Search the records for the string "JSON", then copy each line that has it.

::: Supplied material

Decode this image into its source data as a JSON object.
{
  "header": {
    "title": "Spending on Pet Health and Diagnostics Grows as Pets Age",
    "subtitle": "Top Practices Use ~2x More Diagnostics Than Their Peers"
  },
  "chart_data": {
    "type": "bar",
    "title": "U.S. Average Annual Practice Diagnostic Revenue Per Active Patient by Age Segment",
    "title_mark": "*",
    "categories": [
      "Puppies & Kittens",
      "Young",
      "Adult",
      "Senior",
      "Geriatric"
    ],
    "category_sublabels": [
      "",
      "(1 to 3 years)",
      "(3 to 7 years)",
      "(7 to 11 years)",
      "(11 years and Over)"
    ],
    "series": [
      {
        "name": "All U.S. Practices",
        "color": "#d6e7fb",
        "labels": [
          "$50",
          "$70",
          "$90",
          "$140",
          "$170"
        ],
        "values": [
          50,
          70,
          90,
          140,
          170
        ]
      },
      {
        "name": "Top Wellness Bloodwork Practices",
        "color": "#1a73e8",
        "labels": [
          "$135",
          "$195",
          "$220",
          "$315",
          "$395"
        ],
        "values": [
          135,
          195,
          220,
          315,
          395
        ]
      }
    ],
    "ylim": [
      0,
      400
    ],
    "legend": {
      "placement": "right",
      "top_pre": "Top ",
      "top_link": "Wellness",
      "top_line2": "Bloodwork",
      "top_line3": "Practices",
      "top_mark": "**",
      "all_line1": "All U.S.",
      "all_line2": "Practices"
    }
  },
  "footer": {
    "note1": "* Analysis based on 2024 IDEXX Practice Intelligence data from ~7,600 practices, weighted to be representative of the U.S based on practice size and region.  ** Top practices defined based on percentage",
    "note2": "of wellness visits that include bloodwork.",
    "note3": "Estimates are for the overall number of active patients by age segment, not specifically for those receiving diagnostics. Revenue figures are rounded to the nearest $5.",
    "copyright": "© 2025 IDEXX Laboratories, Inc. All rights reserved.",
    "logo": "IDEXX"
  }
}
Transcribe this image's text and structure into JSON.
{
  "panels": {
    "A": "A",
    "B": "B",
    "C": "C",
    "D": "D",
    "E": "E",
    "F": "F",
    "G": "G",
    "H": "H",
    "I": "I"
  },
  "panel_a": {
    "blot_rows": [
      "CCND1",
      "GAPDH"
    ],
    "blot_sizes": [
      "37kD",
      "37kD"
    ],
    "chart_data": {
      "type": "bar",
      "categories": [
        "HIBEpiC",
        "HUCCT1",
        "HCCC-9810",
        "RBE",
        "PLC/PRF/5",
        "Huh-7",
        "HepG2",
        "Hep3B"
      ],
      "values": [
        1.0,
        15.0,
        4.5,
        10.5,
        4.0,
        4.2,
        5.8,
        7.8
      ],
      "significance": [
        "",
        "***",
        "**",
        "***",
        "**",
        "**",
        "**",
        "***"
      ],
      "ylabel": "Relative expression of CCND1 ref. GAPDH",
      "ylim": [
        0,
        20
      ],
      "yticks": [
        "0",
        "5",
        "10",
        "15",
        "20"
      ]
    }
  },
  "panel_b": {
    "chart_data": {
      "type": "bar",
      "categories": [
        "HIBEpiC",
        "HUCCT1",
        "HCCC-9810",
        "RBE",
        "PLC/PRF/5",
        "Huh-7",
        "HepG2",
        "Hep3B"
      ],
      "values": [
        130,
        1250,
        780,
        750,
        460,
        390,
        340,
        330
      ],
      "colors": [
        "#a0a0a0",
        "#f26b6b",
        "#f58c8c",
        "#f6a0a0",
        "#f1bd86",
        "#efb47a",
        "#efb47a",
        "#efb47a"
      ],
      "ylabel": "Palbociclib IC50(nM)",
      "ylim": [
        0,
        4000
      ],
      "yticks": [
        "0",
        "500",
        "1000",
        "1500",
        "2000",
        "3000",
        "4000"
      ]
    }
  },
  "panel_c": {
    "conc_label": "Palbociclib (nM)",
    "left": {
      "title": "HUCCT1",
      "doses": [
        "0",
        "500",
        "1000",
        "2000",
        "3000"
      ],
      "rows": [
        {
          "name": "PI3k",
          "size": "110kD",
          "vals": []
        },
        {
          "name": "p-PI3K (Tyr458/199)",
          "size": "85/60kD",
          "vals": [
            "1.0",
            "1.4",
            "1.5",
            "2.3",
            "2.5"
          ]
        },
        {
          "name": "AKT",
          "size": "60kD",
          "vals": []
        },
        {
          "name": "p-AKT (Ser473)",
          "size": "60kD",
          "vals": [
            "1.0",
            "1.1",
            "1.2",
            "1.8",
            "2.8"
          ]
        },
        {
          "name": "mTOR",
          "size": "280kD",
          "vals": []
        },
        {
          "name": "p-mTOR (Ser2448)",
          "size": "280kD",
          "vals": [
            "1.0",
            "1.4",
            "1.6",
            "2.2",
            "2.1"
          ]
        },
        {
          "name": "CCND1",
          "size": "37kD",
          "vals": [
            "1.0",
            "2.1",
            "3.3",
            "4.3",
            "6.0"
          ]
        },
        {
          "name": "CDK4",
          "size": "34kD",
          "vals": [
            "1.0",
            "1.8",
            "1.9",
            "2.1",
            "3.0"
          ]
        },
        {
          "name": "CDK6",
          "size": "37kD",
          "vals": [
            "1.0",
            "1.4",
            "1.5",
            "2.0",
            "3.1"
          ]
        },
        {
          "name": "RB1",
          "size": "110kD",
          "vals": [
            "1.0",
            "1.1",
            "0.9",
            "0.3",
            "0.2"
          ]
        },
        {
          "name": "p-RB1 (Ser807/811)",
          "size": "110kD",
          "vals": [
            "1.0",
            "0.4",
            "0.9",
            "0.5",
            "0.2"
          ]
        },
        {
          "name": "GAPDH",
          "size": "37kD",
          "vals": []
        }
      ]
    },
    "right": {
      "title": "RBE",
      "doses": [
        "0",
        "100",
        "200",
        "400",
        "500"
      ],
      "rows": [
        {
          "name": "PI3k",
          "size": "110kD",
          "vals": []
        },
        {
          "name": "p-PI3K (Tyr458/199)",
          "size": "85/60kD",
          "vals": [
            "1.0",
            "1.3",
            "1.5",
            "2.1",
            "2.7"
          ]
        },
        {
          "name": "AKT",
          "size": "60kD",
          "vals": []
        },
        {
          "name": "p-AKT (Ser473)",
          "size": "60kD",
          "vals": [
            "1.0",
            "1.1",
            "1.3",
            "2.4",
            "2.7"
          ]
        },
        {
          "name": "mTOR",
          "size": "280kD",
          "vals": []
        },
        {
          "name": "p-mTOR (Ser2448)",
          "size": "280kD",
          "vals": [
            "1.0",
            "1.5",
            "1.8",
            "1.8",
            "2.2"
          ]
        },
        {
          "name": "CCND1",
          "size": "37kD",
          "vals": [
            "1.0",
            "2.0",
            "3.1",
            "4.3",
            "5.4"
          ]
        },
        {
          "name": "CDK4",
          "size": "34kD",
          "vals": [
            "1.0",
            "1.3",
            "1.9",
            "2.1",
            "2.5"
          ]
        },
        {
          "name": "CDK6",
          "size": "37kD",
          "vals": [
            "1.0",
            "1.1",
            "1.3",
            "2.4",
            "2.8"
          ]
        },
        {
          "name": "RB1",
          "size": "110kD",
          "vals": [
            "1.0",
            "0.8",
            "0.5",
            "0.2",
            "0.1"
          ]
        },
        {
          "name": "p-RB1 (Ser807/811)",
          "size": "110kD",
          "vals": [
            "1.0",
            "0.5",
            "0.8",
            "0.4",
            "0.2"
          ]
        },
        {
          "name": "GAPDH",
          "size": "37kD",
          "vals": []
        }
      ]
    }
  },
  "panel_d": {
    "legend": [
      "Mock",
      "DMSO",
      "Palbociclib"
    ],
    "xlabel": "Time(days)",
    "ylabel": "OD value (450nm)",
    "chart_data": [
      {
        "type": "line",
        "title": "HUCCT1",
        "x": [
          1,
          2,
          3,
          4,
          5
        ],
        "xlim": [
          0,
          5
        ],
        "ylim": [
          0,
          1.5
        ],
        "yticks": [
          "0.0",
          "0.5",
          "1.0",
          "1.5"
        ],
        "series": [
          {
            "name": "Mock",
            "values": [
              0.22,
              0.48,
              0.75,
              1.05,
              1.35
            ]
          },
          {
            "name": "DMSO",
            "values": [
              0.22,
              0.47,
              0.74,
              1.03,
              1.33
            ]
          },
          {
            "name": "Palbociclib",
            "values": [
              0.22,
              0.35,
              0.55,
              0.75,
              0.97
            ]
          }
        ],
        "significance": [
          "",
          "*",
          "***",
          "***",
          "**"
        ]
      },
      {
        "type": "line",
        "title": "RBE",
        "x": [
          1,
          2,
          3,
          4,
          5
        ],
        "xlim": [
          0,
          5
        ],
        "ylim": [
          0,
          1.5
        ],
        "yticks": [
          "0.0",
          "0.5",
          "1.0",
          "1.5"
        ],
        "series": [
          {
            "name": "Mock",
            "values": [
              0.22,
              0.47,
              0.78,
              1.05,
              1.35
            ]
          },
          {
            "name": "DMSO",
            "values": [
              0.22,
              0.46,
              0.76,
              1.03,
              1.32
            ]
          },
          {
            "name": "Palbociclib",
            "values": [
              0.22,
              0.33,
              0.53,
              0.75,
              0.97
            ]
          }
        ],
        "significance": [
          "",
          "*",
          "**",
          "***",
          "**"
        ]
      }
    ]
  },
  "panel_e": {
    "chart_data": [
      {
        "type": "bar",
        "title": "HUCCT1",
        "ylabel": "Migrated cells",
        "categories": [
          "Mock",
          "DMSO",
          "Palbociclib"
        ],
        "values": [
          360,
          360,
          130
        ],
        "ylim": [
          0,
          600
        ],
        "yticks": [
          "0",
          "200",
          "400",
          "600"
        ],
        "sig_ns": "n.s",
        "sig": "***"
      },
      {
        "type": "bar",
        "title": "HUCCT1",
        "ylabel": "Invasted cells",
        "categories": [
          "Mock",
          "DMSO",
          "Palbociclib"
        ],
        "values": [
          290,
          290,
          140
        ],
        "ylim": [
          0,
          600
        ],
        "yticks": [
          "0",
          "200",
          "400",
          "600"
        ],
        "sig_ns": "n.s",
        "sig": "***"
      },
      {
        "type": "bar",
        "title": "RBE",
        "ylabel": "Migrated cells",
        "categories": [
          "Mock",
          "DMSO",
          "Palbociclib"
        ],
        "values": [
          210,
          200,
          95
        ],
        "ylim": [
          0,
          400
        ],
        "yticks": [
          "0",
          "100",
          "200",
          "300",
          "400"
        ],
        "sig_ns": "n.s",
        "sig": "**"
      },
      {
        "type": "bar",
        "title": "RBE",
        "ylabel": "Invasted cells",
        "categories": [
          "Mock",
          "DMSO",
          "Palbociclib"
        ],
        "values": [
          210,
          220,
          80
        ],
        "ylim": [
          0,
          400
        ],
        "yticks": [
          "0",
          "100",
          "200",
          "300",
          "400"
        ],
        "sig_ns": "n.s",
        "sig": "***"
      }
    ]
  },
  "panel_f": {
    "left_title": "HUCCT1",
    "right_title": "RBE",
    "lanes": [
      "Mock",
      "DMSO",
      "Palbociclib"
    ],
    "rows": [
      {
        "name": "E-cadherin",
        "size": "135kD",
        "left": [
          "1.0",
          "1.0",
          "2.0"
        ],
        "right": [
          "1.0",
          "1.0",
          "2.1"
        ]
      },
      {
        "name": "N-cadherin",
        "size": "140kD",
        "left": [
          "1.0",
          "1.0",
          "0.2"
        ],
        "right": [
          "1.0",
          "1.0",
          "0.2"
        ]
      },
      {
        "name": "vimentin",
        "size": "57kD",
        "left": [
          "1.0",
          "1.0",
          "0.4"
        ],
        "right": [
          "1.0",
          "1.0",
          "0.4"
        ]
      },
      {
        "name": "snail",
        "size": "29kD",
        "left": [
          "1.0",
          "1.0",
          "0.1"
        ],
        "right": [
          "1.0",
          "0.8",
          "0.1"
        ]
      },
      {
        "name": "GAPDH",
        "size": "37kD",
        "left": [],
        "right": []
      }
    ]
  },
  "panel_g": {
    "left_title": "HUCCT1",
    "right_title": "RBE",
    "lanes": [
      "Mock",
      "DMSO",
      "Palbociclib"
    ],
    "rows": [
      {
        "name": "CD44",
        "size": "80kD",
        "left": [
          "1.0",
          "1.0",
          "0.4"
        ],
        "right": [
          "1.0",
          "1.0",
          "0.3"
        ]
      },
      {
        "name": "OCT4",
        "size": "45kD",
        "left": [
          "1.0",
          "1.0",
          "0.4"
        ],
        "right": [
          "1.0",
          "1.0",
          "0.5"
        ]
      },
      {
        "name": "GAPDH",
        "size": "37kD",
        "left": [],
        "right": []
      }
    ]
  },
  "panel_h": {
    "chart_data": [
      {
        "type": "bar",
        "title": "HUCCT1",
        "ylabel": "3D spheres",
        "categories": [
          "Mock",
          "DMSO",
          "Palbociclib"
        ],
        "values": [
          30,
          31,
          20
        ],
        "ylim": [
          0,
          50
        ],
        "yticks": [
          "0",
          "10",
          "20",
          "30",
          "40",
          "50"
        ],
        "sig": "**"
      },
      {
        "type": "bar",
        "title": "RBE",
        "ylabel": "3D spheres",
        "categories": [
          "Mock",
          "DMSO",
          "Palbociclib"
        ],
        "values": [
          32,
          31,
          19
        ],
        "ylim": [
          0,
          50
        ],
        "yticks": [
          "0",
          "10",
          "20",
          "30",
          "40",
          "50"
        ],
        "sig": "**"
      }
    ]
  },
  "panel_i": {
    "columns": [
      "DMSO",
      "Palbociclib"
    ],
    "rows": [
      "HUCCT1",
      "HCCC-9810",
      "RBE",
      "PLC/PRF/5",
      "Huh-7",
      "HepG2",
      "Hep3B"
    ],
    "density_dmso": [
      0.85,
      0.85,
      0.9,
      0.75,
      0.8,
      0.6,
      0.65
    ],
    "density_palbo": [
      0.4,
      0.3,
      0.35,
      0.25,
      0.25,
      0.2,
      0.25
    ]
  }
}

::::::
::: Supplied material

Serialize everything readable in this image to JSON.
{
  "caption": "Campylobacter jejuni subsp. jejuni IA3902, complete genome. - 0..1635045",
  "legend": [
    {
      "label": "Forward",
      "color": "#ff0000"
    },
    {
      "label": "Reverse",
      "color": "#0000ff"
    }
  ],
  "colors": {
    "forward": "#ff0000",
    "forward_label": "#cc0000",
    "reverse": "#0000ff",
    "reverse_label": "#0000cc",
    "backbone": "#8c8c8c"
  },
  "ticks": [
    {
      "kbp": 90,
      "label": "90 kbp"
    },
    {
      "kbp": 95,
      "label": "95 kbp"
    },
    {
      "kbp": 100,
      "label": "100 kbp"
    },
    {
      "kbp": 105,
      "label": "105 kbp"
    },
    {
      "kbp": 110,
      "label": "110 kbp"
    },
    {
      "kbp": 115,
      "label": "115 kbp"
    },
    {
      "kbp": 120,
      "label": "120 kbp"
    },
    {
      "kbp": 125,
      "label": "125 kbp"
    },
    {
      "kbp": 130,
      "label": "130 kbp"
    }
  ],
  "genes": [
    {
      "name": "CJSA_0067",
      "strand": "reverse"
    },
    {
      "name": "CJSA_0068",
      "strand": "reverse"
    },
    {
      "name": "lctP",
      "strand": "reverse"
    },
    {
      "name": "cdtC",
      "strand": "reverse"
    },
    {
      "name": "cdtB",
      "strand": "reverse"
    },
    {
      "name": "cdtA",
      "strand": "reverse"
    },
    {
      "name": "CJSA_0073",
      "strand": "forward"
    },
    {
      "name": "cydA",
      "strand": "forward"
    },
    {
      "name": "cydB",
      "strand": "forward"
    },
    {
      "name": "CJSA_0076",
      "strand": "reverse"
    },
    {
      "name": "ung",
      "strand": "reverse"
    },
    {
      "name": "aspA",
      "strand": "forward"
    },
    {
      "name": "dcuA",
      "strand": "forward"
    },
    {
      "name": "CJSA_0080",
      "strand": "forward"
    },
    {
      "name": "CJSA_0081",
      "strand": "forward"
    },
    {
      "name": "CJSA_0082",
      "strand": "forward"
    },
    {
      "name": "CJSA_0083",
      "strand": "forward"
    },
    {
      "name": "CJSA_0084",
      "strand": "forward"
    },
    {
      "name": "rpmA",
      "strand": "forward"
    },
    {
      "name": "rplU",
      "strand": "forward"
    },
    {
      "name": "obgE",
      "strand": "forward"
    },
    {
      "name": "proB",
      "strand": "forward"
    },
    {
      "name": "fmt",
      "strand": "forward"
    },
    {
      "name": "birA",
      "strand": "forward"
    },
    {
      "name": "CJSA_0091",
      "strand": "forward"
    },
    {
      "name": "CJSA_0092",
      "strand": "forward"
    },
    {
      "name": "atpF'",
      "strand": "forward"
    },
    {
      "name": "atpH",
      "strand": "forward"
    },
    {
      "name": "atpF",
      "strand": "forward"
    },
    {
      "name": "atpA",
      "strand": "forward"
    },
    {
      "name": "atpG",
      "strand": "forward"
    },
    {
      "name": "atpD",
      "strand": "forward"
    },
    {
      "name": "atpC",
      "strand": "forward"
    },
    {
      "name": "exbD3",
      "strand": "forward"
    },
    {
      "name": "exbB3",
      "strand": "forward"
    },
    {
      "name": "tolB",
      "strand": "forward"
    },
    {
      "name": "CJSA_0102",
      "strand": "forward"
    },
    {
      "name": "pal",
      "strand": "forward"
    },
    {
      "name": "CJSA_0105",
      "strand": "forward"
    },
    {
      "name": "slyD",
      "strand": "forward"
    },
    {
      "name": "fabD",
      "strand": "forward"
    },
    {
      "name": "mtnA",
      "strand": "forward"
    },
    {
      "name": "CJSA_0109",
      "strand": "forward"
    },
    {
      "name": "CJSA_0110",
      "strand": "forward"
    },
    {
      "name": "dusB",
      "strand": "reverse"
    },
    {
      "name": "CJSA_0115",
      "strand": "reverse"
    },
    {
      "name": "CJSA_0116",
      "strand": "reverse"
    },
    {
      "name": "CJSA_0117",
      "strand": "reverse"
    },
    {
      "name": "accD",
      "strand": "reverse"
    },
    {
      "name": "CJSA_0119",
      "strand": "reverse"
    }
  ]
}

::::::

Answer box:
Decode this image into its source data as a JSON object.
Transcribe this image's text and structure into JSON.
Serialize everything readable in this image to JSON.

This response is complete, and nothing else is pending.